本文 >>
今月はお盆休みを取るところが多く、医師会も小休止。毎週の会議も先週と今週は休みでした。そんなわけで、あまり話題はありません。
今月やったことは、近くの大学病院との連携協議。自分は防災担当なので、南関東の大地震が起きたときの実効力のある救急医療活動をいかに地域に提供するかが課題です。
ちょこちょこ地震が起きるたびに、びくびくしてしまいます。というのも、横浜市と横浜市医師会は阪神大震災の直後にあわてて協定を結び、医療教護拠点での活動を約束していますが、実際問題として医師や看護師が集まってくるのかはなはだ心許ない実情があるのです。
その理由はDr.Mのように自宅で診療所を開設している医師は少なく、自分のようにビル診療をしている医師が多いため、地震が起こってもすぐに活動に入れるわけではありません。
医師には専門がある程度あるわけですから、救急医療に慣れている者もいれば、そうでない者もいます。
自分は開業してからも、大学などでの手術を続けていたり、幸か不幸か当直のバイトを続けている関係で、それなりに知識と経験を維持しているつもりですが、そんなのは特殊な方ではないかと思います。
また医療救護拠点のハードウェアについても、十分に整備されているとはいえません。そこで、基幹病院との連携協議や、区役所との協議が定期的に行われて、実質的な意見交換をしているわけです。

作業指示 >>
本文のうち「また医療救護拠点のハードウェアについても」で始まる段落を、主な事実を残したまま箇条書きに短くまとめてください。 この後に続く一覧は、作業に使う必要がありません。

参考資料 >>
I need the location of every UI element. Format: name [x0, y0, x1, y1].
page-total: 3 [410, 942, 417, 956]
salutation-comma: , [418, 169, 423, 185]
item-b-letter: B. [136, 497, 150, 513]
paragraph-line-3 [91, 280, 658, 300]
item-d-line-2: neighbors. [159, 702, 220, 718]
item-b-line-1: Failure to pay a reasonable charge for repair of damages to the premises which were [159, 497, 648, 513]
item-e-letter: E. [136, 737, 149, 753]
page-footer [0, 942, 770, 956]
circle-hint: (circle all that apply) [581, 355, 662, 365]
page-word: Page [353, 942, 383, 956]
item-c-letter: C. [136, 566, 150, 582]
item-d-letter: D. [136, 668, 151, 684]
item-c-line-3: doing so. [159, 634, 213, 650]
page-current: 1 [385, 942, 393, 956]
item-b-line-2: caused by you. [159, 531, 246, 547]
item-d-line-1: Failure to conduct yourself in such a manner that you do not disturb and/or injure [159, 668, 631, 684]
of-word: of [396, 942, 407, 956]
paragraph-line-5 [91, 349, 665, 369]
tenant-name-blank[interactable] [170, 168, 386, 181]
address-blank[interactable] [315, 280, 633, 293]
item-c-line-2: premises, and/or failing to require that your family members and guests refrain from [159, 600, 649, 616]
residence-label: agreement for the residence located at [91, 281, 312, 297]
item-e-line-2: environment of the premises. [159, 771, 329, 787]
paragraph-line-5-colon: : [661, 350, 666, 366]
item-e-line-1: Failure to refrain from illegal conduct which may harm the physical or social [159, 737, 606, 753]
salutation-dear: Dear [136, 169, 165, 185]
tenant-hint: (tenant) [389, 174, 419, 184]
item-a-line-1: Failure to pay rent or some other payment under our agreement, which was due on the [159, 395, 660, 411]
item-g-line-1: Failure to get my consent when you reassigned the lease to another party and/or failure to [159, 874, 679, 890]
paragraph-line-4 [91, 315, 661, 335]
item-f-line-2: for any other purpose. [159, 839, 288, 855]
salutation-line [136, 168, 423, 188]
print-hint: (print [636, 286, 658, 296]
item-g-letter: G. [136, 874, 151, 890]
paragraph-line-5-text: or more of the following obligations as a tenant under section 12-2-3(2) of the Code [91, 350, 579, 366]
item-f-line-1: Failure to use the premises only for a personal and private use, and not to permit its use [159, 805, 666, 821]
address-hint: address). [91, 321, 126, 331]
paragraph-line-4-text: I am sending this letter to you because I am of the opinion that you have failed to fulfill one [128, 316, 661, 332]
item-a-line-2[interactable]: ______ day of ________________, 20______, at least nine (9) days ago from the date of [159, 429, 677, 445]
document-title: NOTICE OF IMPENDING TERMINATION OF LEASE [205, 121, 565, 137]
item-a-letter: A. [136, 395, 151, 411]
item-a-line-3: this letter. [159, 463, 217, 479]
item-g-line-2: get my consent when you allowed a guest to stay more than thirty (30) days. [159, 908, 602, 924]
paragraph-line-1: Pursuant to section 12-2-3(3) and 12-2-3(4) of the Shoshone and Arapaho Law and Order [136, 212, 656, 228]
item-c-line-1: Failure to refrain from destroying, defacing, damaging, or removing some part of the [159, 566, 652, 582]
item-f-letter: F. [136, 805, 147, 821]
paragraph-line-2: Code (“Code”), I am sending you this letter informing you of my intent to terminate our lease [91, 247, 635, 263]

作業結果 >>
- 医療救護拠点のハードウェアは、十分に整備されているとはいえない。
- そのため、基幹病院との連携協議や区役所との協議が定期的に行われている。
- これらの協議では、実質的な意見交換がなされている。